## PROVIDED RECORDS
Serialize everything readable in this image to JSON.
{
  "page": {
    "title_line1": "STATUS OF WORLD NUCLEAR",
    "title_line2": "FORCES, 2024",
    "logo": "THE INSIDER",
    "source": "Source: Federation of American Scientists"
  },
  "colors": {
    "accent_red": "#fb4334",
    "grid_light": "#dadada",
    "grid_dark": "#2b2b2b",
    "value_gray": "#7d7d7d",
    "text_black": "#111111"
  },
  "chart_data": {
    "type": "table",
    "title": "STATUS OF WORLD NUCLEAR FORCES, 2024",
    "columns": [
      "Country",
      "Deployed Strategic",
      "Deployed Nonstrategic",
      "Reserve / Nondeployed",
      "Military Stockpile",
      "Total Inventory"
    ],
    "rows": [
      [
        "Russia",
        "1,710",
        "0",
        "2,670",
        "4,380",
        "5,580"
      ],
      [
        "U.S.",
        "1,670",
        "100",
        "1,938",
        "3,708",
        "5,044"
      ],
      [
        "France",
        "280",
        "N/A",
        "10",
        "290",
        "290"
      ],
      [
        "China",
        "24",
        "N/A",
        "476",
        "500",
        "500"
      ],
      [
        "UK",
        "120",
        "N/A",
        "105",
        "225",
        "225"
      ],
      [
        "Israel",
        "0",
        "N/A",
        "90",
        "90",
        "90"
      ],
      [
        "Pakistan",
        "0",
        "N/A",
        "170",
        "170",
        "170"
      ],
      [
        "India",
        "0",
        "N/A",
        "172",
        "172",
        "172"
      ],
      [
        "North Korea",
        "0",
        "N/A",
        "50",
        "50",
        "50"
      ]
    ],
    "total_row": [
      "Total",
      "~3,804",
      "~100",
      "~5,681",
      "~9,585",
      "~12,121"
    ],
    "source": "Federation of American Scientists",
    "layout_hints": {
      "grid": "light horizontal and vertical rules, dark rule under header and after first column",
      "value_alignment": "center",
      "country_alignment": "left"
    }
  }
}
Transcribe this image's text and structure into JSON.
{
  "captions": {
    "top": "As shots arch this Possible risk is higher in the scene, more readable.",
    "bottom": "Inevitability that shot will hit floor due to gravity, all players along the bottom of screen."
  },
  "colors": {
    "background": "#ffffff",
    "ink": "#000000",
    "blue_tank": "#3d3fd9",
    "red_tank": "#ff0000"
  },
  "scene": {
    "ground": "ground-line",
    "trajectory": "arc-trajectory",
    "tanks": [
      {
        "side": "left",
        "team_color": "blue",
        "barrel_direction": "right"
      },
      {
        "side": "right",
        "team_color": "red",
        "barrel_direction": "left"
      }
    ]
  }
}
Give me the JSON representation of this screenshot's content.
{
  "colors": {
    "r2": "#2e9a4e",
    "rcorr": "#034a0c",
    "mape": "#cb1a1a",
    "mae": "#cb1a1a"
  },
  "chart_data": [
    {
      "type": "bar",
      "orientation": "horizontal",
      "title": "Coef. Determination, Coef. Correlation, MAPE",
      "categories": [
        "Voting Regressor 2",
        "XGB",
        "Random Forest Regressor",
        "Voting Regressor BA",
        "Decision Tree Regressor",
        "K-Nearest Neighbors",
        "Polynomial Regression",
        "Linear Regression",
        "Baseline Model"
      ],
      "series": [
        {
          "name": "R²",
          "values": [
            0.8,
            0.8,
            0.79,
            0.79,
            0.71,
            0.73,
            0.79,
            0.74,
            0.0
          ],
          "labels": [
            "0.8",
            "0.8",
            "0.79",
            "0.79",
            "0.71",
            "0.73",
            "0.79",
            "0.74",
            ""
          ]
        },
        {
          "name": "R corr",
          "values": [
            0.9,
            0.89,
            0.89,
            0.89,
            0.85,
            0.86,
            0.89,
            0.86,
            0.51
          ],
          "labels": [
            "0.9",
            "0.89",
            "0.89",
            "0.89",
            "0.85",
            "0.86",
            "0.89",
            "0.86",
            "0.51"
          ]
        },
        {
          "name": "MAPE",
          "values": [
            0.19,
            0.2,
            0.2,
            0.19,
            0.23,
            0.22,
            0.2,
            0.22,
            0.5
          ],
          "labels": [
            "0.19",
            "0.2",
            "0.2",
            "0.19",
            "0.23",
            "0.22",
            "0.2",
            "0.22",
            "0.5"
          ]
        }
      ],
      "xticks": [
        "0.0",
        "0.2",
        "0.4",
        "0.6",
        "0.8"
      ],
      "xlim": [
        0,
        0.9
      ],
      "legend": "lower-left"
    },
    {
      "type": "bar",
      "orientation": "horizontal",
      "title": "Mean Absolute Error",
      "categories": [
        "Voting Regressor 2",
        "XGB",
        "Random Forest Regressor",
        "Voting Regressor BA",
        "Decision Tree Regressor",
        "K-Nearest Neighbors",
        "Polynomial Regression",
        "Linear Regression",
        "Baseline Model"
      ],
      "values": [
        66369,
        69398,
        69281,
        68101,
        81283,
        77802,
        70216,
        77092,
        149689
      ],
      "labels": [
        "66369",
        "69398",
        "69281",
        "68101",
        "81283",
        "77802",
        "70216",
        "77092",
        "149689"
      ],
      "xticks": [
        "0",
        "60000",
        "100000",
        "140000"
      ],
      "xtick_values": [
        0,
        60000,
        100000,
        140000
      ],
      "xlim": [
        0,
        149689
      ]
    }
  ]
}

## AIM OF THE TASK
Copy the entries above exactly, leaving none out.

## EXERCISE SOLUTION
Serialize everything readable in this image to JSON.
{
  "page": {
    "title_line1": "STATUS OF WORLD NUCLEAR",
    "title_line2": "FORCES, 2024",
    "logo": "THE INSIDER",
    "source": "Source: Federation of American Scientists"
  },
  "colors": {
    "accent_red": "#fb4334",
    "grid_light": "#dadada",
    "grid_dark": "#2b2b2b",
    "value_gray": "#7d7d7d",
    "text_black": "#111111"
  },
  "chart_data": {
    "type": "table",
    "title": "STATUS OF WORLD NUCLEAR FORCES, 2024",
    "columns": [
      "Country",
      "Deployed Strategic",
      "Deployed Nonstrategic",
      "Reserve / Nondeployed",
      "Military Stockpile",
      "Total Inventory"
    ],
    "rows": [
      [
        "Russia",
        "1,710",
        "0",
        "2,670",
        "4,380",
        "5,580"
      ],
      [
        "U.S.",
        "1,670",
        "100",
        "1,938",
        "3,708",
        "5,044"
      ],
      [
        "France",
        "280",
        "N/A",
        "10",
        "290",
        "290"
      ],
      [
        "China",
        "24",
        "N/A",
        "476",
        "500",
        "500"
      ],
      [
        "UK",
        "120",
        "N/A",
        "105",
        "225",
        "225"
      ],
      [
        "Israel",
        "0",
        "N/A",
        "90",
        "90",
        "90"
      ],
      [
        "Pakistan",
        "0",
        "N/A",
        "170",
        "170",
        "170"
      ],
      [
        "India",
        "0",
        "N/A",
        "172",
        "172",
        "172"
      ],
      [
        "North Korea",
        "0",
        "N/A",
        "50",
        "50",
        "50"
      ]
    ],
    "total_row": [
      "Total",
      "~3,804",
      "~100",
      "~5,681",
      "~9,585",
      "~12,121"
    ],
    "source": "Federation of American Scientists",
    "layout_hints": {
      "grid": "light horizontal and vertical rules, dark rule under header and after first column",
      "value_alignment": "center",
      "country_alignment": "left"
    }
  }
}
Transcribe this image's text and structure into JSON.
{
  "captions": {
    "top": "As shots arch this Possible risk is higher in the scene, more readable.",
    "bottom": "Inevitability that shot will hit floor due to gravity, all players along the bottom of screen."
  },
  "colors": {
    "background": "#ffffff",
    "ink": "#000000",
    "blue_tank": "#3d3fd9",
    "red_tank": "#ff0000"
  },
  "scene": {
    "ground": "ground-line",
    "trajectory": "arc-trajectory",
    "tanks": [
      {
        "side": "left",
        "team_color": "blue",
        "barrel_direction": "right"
      },
      {
        "side": "right",
        "team_color": "red",
        "barrel_direction": "left"
      }
    ]
  }
}
Give me the JSON representation of this screenshot's content.
{
  "colors": {
    "r2": "#2e9a4e",
    "rcorr": "#034a0c",
    "mape": "#cb1a1a",
    "mae": "#cb1a1a"
  },
  "chart_data": [
    {
      "type": "bar",
      "orientation": "horizontal",
      "title": "Coef. Determination, Coef. Correlation, MAPE",
      "categories": [
        "Voting Regressor 2",
        "XGB",
        "Random Forest Regressor",
        "Voting Regressor BA",
        "Decision Tree Regressor",
        "K-Nearest Neighbors",
        "Polynomial Regression",
        "Linear Regression",
        "Baseline Model"
      ],
      "series": [
        {
          "name": "R²",
          "values": [
            0.8,
            0.8,
            0.79,
            0.79,
            0.71,
            0.73,
            0.79,
            0.74,
            0.0
          ],
          "labels": [
            "0.8",
            "0.8",
            "0.79",
            "0.79",
            "0.71",
            "0.73",
            "0.79",
            "0.74",
            ""
          ]
        },
        {
          "name": "R corr",
          "values": [
            0.9,
            0.89,
            0.89,
            0.89,
            0.85,
            0.86,
            0.89,
            0.86,
            0.51
          ],
          "labels": [
            "0.9",
            "0.89",
            "0.89",
            "0.89",
            "0.85",
            "0.86",
            "0.89",
            "0.86",
            "0.51"
          ]
        },
        {
          "name": "MAPE",
          "values": [
            0.19,
            0.2,
            0.2,
            0.19,
            0.23,
            0.22,
            0.2,
            0.22,
            0.5
          ],
          "labels": [
            "0.19",
            "0.2",
            "0.2",
            "0.19",
            "0.23",
            "0.22",
            "0.2",
            "0.22",
            "0.5"
          ]
        }
      ],
      "xticks": [
        "0.0",
        "0.2",
        "0.4",
        "0.6",
        "0.8"
      ],
      "xlim": [
        0,
        0.9
      ],
      "legend": "lower-left"
    },
    {
      "type": "bar",
      "orientation": "horizontal",
      "title": "Mean Absolute Error",
      "categories": [
        "Voting Regressor 2",
        "XGB",
        "Random Forest Regressor",
        "Voting Regressor BA",
        "Decision Tree Regressor",
        "K-Nearest Neighbors",
        "Polynomial Regression",
        "Linear Regression",
        "Baseline Model"
      ],
      "values": [
        66369,
        69398,
        69281,
        68101,
        81283,
        77802,
        70216,
        77092,
        149689
      ],
      "labels": [
        "66369",
        "69398",
        "69281",
        "68101",
        "81283",
        "77802",
        "70216",
        "77092",
        "149689"
      ],
      "xticks": [
        "0",
        "60000",
        "100000",
        "140000"
      ],
      "xtick_values": [
        0,
        60000,
        100000,
        140000
      ],
      "xlim": [
        0,
        149689
      ]
    }
  ]
}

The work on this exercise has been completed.